Copy all of the material exactly. Pictures are not to appear in the copy.

BEGIN

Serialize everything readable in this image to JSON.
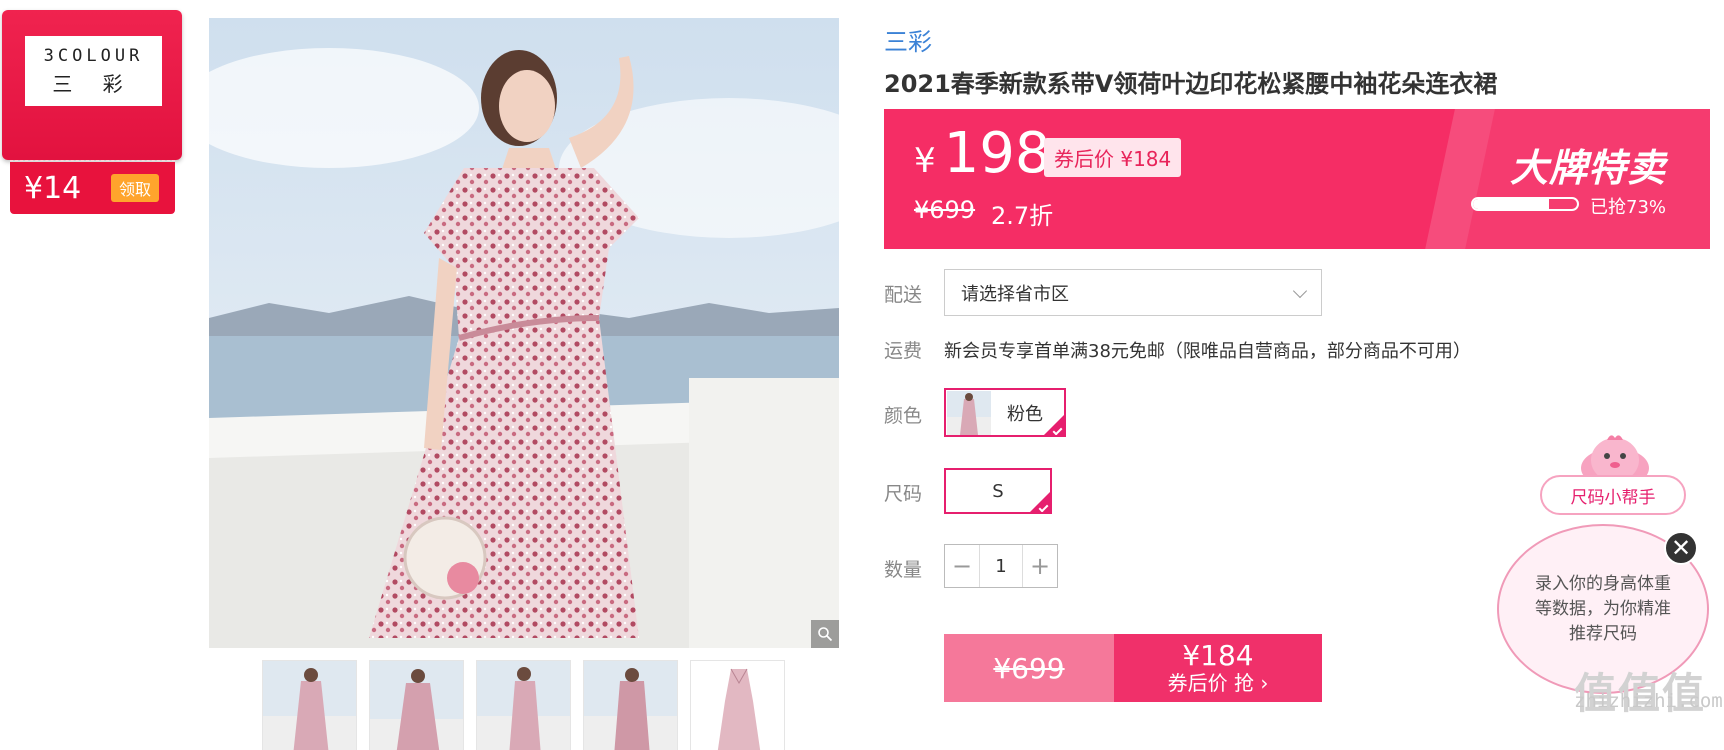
{
  "brand_card": {
    "logo_en": "3COLOUR",
    "logo_cn": "三 彩",
    "coupon_amount": "¥14",
    "coupon_button": "领取"
  },
  "product": {
    "brand": "三彩",
    "title": "2021春季新款系带V领荷叶边印花松紧腰中袖花朵连衣裙"
  },
  "price_banner": {
    "currency": "¥",
    "price": "198",
    "after_coupon": "券后价 ¥184",
    "original_price": "¥699",
    "discount": "2.7折",
    "promo_title": "大牌特卖",
    "sold_percent": 73,
    "sold_label": "已抢73%"
  },
  "delivery": {
    "label": "配送",
    "placeholder": "请选择省市区"
  },
  "shipping": {
    "label": "运费",
    "text": "新会员专享首单满38元免邮（限唯品自营商品，部分商品不可用）"
  },
  "color": {
    "label": "颜色",
    "selected": "粉色"
  },
  "size": {
    "label": "尺码",
    "selected": "S"
  },
  "quantity": {
    "label": "数量",
    "minus": "−",
    "value": "1",
    "plus": "+"
  },
  "buy": {
    "original": "¥699",
    "price": "¥184",
    "action": "券后价 抢 ›"
  },
  "size_helper": {
    "title": "尺码小帮手",
    "message": "录入你的身高体重等数据，为你精准推荐尺码",
    "close": "✕"
  },
  "watermark": {
    "cn": "值值值",
    "url": "zhizhizhi.com"
  },
  "colors": {
    "accent": "#f52d65",
    "selected_border": "#e61f6e",
    "brand_link": "#3b82d6",
    "coupon_button": "#ffa42c"
  }
}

END

◆ **OUTPUT**
Serialize everything readable in this image to JSON.
{
  "brand_card": {
    "logo_en": "3COLOUR",
    "logo_cn": "三 彩",
    "coupon_amount": "¥14",
    "coupon_button": "领取"
  },
  "product": {
    "brand": "三彩",
    "title": "2021春季新款系带V领荷叶边印花松紧腰中袖花朵连衣裙"
  },
  "price_banner": {
    "currency": "¥",
    "price": "198",
    "after_coupon": "券后价 ¥184",
    "original_price": "¥699",
    "discount": "2.7折",
    "promo_title": "大牌特卖",
    "sold_percent": 73,
    "sold_label": "已抢73%"
  },
  "delivery": {
    "label": "配送",
    "placeholder": "请选择省市区"
  },
  "shipping": {
    "label": "运费",
    "text": "新会员专享首单满38元免邮（限唯品自营商品，部分商品不可用）"
  },
  "color": {
    "label": "颜色",
    "selected": "粉色"
  },
  "size": {
    "label": "尺码",
    "selected": "S"
  },
  "quantity": {
    "label": "数量",
    "minus": "−",
    "value": "1",
    "plus": "+"
  },
  "buy": {
    "original": "¥699",
    "price": "¥184",
    "action": "券后价 抢 ›"
  },
  "size_helper": {
    "title": "尺码小帮手",
    "message": "录入你的身高体重等数据，为你精准推荐尺码",
    "close": "✕"
  },
  "watermark": {
    "cn": "值值值",
    "url": "zhizhizhi.com"
  },
  "colors": {
    "accent": "#f52d65",
    "selected_border": "#e61f6e",
    "brand_link": "#3b82d6",
    "coupon_button": "#ffa42c"
  }
}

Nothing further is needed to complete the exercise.